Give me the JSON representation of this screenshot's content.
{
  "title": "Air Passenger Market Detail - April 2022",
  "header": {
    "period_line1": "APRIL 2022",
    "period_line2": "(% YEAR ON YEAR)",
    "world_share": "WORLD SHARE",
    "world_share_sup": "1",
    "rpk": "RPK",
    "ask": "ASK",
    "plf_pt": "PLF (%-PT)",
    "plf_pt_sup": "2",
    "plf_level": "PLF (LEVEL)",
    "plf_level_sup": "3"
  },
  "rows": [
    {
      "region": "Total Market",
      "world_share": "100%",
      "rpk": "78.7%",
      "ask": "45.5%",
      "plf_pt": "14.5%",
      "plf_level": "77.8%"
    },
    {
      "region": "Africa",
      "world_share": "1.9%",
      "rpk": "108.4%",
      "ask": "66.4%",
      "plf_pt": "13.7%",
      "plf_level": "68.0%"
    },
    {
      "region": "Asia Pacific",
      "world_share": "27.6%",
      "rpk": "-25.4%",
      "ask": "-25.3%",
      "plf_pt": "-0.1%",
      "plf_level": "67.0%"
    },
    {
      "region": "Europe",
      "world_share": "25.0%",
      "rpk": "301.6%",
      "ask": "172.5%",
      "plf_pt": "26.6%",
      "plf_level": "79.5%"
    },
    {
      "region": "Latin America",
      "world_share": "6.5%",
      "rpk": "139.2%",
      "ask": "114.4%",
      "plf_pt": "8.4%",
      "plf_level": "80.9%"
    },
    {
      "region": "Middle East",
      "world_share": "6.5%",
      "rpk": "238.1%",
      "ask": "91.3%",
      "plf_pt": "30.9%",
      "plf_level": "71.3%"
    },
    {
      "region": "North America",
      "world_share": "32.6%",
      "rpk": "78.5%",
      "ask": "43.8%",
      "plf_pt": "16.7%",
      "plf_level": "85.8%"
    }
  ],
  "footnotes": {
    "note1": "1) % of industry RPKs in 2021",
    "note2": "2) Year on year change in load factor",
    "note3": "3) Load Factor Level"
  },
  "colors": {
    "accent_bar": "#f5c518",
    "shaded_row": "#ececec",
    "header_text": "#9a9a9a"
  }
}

============================================================

## YOUR GOAL
Type the material above out again, exactly.

## OUTPUT FOR THIS EXERCISE
Give me the JSON representation of this screenshot's content.
{
  "title": "Air Passenger Market Detail - April 2022",
  "header": {
    "period_line1": "APRIL 2022",
    "period_line2": "(% YEAR ON YEAR)",
    "world_share": "WORLD SHARE",
    "world_share_sup": "1",
    "rpk": "RPK",
    "ask": "ASK",
    "plf_pt": "PLF (%-PT)",
    "plf_pt_sup": "2",
    "plf_level": "PLF (LEVEL)",
    "plf_level_sup": "3"
  },
  "rows": [
    {
      "region": "Total Market",
      "world_share": "100%",
      "rpk": "78.7%",
      "ask": "45.5%",
      "plf_pt": "14.5%",
      "plf_level": "77.8%"
    },
    {
      "region": "Africa",
      "world_share": "1.9%",
      "rpk": "108.4%",
      "ask": "66.4%",
      "plf_pt": "13.7%",
      "plf_level": "68.0%"
    },
    {
      "region": "Asia Pacific",
      "world_share": "27.6%",
      "rpk": "-25.4%",
      "ask": "-25.3%",
      "plf_pt": "-0.1%",
      "plf_level": "67.0%"
    },
    {
      "region": "Europe",
      "world_share": "25.0%",
      "rpk": "301.6%",
      "ask": "172.5%",
      "plf_pt": "26.6%",
      "plf_level": "79.5%"
    },
    {
      "region": "Latin America",
      "world_share": "6.5%",
      "rpk": "139.2%",
      "ask": "114.4%",
      "plf_pt": "8.4%",
      "plf_level": "80.9%"
    },
    {
      "region": "Middle East",
      "world_share": "6.5%",
      "rpk": "238.1%",
      "ask": "91.3%",
      "plf_pt": "30.9%",
      "plf_level": "71.3%"
    },
    {
      "region": "North America",
      "world_share": "32.6%",
      "rpk": "78.5%",
      "ask": "43.8%",
      "plf_pt": "16.7%",
      "plf_level": "85.8%"
    }
  ],
  "footnotes": {
    "note1": "1) % of industry RPKs in 2021",
    "note2": "2) Year on year change in load factor",
    "note3": "3) Load Factor Level"
  },
  "colors": {
    "accent_bar": "#f5c518",
    "shaded_row": "#ececec",
    "header_text": "#9a9a9a"
  }
}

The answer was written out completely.